REQUIRED WORK:
Exactly as written, retype the listing below, omitting the pictures.

DATASET:
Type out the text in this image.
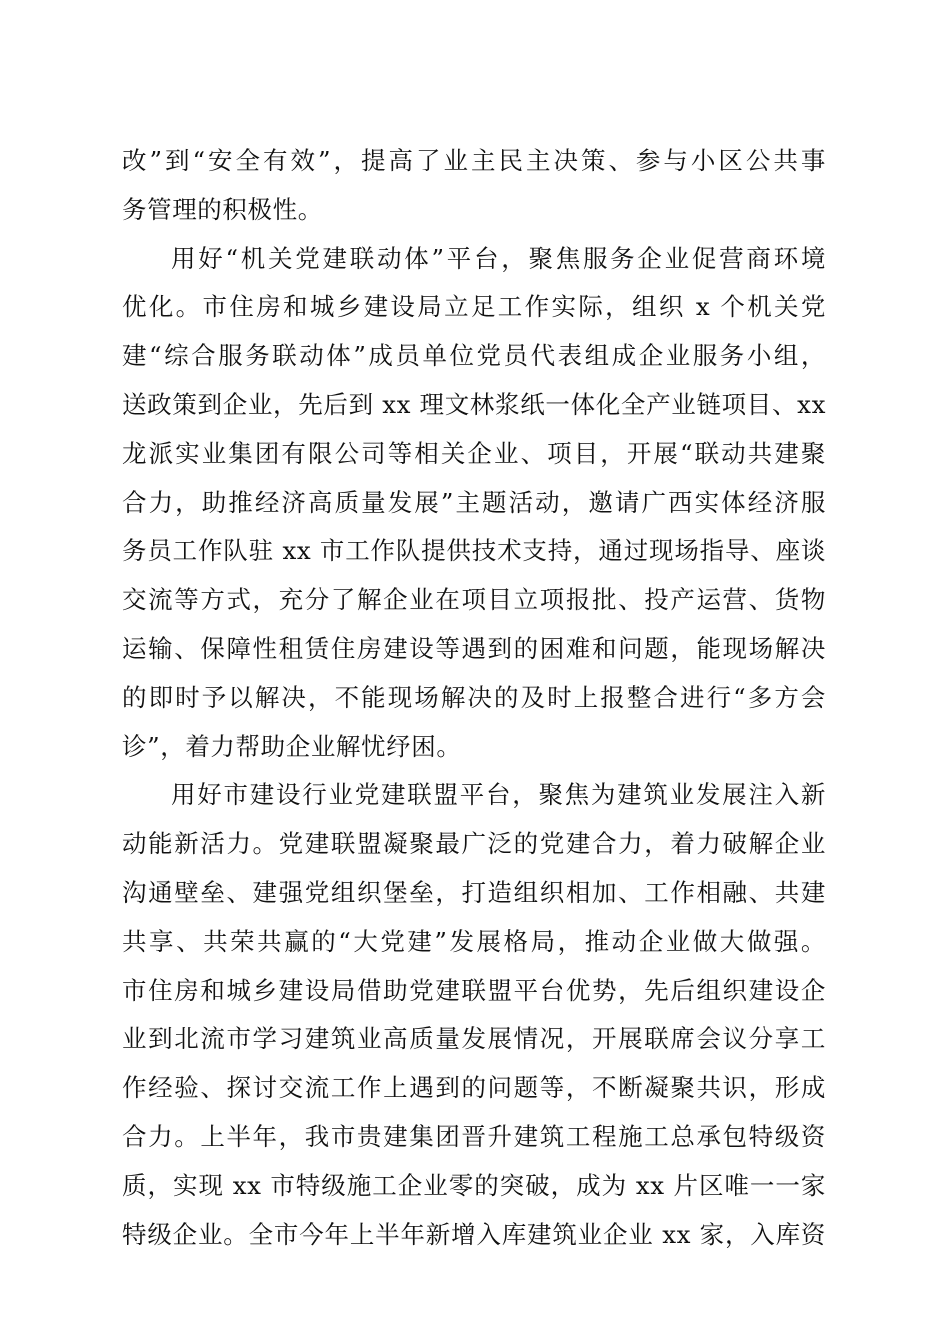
改”到“安全有效”，提高了业主民主决策、参与小区公共事
务管理的积极性。
用好“机关党建联动体”平台，聚焦服务企业促营商环境
优化。市住房和城乡建设局立足工作实际，组织 x 个机关党
建“综合服务联动体”成员单位党员代表组成企业服务小组，
送政策到企业，先后到 xx 理文林浆纸一体化全产业链项目、xx
龙派实业集团有限公司等相关企业、项目，开展“联动共建聚
合力，助推经济高质量发展”主题活动，邀请广西实体经济服
务员工作队驻 xx 市工作队提供技术支持，通过现场指导、座谈
交流等方式，充分了解企业在项目立项报批、投产运营、货物
运输、保障性租赁住房建设等遇到的困难和问题，能现场解决
的即时予以解决，不能现场解决的及时上报整合进行“多方会
诊”，着力帮助企业解忧纾困。
用好市建设行业党建联盟平台，聚焦为建筑业发展注入新
动能新活力。党建联盟凝聚最广泛的党建合力，着力破解企业
沟通壁垒、建强党组织堡垒，打造组织相加、工作相融、共建
共享、共荣共赢的“大党建”发展格局，推动企业做大做强。
市住房和城乡建设局借助党建联盟平台优势，先后组织建设企
业到北流市学习建筑业高质量发展情况，开展联席会议分享工
作经验、探讨交流工作上遇到的问题等，不断凝聚共识，形成
合力。上半年，我市贵建集团晋升建筑工程施工总承包特级资
质，实现 xx 市特级施工企业零的突破，成为 xx 片区唯一一家
特级企业。全市今年上半年新增入库建筑业企业 xx 家，入库资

OUTPUT FOR THIS TASK:
Type out the text in this image.
改”到“安全有效”，提高了业主民主决策、参与小区公共事
务管理的积极性。
用好“机关党建联动体”平台，聚焦服务企业促营商环境
优化。市住房和城乡建设局立足工作实际，组织 x 个机关党
建“综合服务联动体”成员单位党员代表组成企业服务小组，
送政策到企业，先后到 xx 理文林浆纸一体化全产业链项目、xx
龙派实业集团有限公司等相关企业、项目，开展“联动共建聚
合力，助推经济高质量发展”主题活动，邀请广西实体经济服
务员工作队驻 xx 市工作队提供技术支持，通过现场指导、座谈
交流等方式，充分了解企业在项目立项报批、投产运营、货物
运输、保障性租赁住房建设等遇到的困难和问题，能现场解决
的即时予以解决，不能现场解决的及时上报整合进行“多方会
诊”，着力帮助企业解忧纾困。
用好市建设行业党建联盟平台，聚焦为建筑业发展注入新
动能新活力。党建联盟凝聚最广泛的党建合力，着力破解企业
沟通壁垒、建强党组织堡垒，打造组织相加、工作相融、共建
共享、共荣共赢的“大党建”发展格局，推动企业做大做强。
市住房和城乡建设局借助党建联盟平台优势，先后组织建设企
业到北流市学习建筑业高质量发展情况，开展联席会议分享工
作经验、探讨交流工作上遇到的问题等，不断凝聚共识，形成
合力。上半年，我市贵建集团晋升建筑工程施工总承包特级资
质，实现 xx 市特级施工企业零的突破，成为 xx 片区唯一一家
特级企业。全市今年上半年新增入库建筑业企业 xx 家，入库资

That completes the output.